EXERCISE DESCRIPTION – What lines of the data include the string "Time"? Copy them all.

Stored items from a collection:

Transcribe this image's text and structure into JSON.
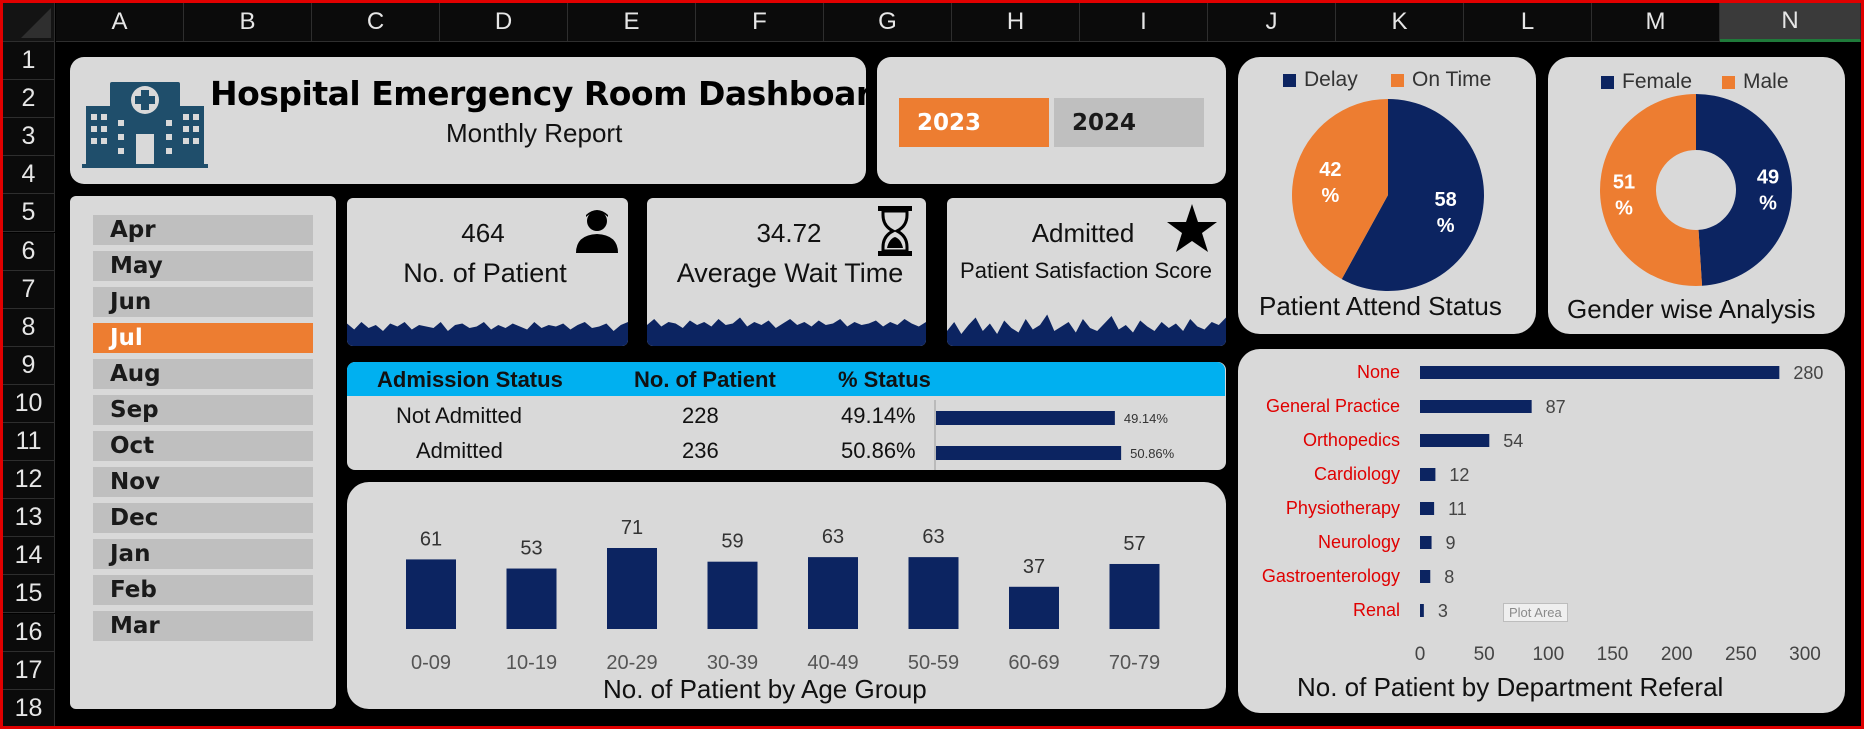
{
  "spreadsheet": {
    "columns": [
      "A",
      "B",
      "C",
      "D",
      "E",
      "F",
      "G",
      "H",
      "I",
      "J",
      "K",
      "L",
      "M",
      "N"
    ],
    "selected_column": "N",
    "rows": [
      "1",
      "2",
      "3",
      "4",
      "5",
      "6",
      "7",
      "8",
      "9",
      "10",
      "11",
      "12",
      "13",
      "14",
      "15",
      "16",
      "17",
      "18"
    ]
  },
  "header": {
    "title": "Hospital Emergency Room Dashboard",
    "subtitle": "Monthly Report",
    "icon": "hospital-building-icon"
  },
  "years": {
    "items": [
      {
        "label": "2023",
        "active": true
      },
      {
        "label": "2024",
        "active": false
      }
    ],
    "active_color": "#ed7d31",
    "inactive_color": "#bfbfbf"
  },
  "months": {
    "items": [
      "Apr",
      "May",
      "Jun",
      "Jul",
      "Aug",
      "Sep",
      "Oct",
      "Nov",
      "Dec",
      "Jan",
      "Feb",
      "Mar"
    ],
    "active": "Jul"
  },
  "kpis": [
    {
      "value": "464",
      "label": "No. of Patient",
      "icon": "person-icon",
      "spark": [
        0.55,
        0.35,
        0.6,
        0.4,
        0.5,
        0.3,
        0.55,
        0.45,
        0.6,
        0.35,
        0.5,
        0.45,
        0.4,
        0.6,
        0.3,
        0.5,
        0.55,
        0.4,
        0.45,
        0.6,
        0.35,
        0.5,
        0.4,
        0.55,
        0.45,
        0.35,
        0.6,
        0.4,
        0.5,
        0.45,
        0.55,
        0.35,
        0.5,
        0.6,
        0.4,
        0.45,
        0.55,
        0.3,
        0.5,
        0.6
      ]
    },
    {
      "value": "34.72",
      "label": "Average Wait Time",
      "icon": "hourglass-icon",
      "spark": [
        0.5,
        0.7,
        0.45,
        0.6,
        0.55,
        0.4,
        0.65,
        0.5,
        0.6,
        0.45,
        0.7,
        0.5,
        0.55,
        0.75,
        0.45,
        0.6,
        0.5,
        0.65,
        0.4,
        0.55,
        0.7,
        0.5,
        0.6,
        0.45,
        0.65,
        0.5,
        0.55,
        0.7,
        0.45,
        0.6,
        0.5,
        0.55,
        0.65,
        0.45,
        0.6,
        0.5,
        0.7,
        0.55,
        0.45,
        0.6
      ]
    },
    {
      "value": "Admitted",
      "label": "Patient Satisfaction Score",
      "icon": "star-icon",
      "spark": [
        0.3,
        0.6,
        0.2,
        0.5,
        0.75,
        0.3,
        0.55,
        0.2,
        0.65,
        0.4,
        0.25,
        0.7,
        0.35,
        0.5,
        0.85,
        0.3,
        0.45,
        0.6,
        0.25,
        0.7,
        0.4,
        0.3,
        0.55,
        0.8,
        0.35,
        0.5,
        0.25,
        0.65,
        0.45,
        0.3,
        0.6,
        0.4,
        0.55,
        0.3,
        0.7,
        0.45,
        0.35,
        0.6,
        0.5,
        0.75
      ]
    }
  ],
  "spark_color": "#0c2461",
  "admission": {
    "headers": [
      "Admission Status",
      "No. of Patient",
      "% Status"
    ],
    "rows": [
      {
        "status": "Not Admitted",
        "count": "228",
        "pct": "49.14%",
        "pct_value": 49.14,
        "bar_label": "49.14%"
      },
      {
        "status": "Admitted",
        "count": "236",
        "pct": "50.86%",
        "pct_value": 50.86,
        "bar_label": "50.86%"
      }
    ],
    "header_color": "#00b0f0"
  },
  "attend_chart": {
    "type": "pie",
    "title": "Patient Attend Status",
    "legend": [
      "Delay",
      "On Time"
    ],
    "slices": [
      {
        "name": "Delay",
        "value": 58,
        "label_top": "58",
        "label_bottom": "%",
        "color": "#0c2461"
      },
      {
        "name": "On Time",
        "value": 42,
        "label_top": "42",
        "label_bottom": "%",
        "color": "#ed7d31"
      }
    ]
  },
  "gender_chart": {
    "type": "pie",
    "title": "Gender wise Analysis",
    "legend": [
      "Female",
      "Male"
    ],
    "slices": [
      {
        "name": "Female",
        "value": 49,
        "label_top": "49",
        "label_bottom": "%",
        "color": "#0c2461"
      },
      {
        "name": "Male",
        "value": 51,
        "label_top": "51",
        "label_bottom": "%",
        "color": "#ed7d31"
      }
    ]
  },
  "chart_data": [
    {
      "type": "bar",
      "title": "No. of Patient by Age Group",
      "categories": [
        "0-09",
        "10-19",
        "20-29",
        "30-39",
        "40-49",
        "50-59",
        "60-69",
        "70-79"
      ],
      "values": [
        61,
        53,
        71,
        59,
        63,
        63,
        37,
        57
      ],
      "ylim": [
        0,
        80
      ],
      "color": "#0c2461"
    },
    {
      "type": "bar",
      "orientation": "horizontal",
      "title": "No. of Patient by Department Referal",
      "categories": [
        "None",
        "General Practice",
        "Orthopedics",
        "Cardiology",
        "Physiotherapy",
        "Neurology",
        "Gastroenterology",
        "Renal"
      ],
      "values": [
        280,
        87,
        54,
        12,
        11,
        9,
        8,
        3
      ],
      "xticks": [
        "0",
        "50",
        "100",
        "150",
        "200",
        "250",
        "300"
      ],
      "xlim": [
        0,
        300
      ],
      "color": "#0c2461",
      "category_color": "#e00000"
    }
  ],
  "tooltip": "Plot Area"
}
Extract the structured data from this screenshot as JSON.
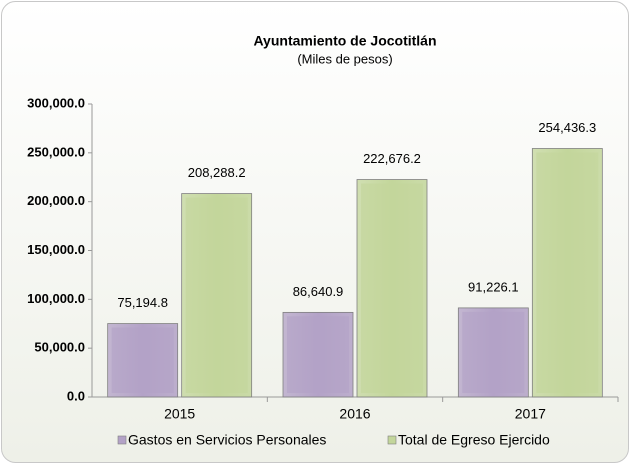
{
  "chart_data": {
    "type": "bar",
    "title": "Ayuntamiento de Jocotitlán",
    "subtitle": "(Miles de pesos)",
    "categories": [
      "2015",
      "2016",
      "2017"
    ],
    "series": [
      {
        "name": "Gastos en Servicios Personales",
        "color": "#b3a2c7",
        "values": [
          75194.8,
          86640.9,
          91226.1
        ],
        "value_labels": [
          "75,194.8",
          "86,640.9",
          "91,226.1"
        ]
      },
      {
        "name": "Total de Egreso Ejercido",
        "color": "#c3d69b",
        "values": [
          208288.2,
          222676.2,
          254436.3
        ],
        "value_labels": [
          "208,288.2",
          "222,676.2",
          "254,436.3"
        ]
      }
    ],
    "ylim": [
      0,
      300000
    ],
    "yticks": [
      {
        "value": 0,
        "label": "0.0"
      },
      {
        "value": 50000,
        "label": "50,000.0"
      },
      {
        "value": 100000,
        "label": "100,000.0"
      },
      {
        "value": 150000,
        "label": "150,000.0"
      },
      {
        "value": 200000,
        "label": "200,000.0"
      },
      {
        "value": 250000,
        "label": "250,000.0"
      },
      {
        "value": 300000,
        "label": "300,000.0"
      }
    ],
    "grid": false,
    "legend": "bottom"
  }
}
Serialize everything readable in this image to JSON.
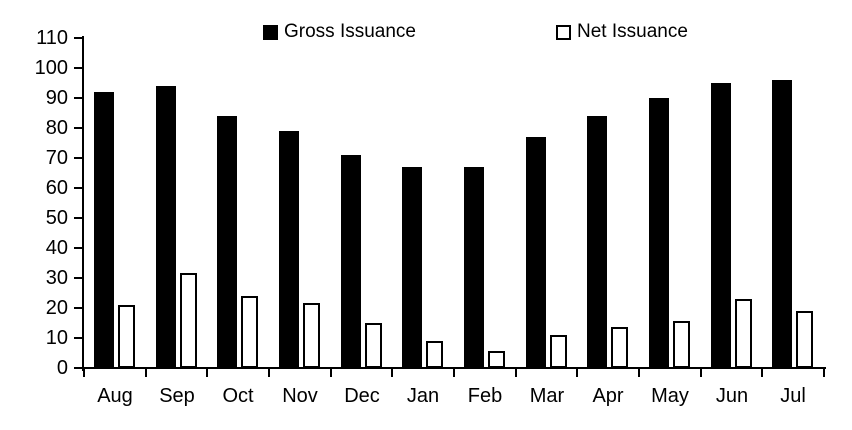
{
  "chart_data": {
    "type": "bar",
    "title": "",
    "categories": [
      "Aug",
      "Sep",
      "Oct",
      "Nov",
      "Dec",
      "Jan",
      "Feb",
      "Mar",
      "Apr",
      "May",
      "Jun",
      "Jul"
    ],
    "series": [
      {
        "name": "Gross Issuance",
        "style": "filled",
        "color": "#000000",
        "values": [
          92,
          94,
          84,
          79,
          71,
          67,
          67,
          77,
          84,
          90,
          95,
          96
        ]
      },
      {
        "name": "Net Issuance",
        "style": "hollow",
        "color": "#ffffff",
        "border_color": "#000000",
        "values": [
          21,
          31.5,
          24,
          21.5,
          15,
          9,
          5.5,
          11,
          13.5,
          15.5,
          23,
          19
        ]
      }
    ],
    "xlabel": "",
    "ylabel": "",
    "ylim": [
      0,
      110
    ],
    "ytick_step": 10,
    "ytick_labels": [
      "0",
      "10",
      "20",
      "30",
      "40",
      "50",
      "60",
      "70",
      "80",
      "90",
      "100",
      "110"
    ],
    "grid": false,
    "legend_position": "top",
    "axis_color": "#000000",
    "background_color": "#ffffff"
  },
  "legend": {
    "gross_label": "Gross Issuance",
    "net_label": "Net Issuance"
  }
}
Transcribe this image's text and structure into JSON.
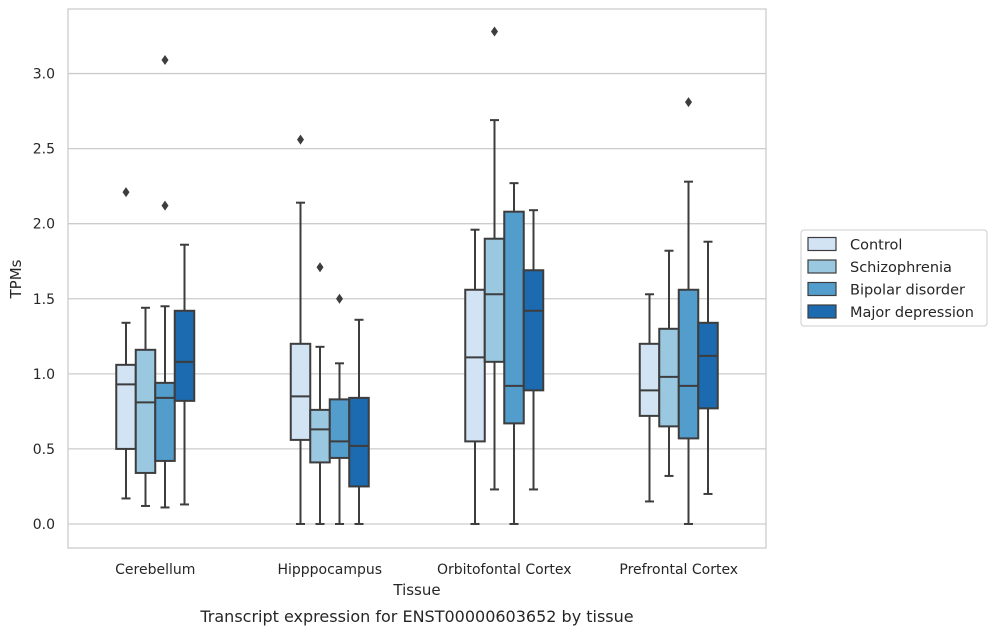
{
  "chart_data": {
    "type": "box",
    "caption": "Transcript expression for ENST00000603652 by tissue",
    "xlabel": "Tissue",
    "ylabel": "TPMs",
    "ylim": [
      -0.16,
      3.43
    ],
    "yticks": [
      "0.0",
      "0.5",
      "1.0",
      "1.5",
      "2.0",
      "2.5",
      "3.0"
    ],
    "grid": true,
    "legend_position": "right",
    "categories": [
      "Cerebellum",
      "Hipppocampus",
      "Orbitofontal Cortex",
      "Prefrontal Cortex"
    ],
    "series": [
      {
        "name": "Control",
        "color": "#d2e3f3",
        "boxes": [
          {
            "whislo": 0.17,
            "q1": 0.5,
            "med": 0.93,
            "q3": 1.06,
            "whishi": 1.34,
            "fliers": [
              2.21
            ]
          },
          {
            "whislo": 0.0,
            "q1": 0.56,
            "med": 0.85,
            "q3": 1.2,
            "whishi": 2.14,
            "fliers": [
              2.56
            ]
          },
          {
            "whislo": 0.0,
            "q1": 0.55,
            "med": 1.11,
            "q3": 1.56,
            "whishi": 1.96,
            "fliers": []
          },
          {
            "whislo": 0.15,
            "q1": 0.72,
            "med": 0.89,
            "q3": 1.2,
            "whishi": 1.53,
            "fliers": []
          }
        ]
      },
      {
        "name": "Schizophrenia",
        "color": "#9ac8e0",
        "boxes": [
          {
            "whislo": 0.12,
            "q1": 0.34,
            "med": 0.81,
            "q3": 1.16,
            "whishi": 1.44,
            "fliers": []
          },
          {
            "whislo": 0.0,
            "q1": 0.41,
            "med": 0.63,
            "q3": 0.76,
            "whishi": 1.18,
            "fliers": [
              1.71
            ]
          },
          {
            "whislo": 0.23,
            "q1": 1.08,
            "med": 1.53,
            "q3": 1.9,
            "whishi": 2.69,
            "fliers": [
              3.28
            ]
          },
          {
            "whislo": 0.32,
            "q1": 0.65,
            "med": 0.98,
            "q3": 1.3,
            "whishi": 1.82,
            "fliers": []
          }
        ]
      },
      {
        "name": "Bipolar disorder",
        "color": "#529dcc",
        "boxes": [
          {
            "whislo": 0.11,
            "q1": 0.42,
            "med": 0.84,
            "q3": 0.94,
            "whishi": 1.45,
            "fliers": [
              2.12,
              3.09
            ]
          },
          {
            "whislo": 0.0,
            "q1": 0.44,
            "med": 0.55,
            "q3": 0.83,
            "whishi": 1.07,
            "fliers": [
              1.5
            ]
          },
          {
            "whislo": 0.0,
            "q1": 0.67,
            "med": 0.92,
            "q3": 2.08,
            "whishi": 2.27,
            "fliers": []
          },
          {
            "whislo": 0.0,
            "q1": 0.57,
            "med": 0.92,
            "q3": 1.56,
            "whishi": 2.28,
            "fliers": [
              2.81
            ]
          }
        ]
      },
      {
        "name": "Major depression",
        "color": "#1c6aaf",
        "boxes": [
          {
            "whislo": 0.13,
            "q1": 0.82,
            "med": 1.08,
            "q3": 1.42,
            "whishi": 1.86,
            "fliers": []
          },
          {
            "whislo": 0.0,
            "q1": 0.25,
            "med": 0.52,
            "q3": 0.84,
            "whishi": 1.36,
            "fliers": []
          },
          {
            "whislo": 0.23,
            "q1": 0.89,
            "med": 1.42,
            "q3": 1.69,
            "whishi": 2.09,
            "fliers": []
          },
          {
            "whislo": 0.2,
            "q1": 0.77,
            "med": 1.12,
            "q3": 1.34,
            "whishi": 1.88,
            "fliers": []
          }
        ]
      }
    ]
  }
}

EXERCISE ANSWER –
      "label": "Average Wait Time",
      "On Time"
        "name": "On Time",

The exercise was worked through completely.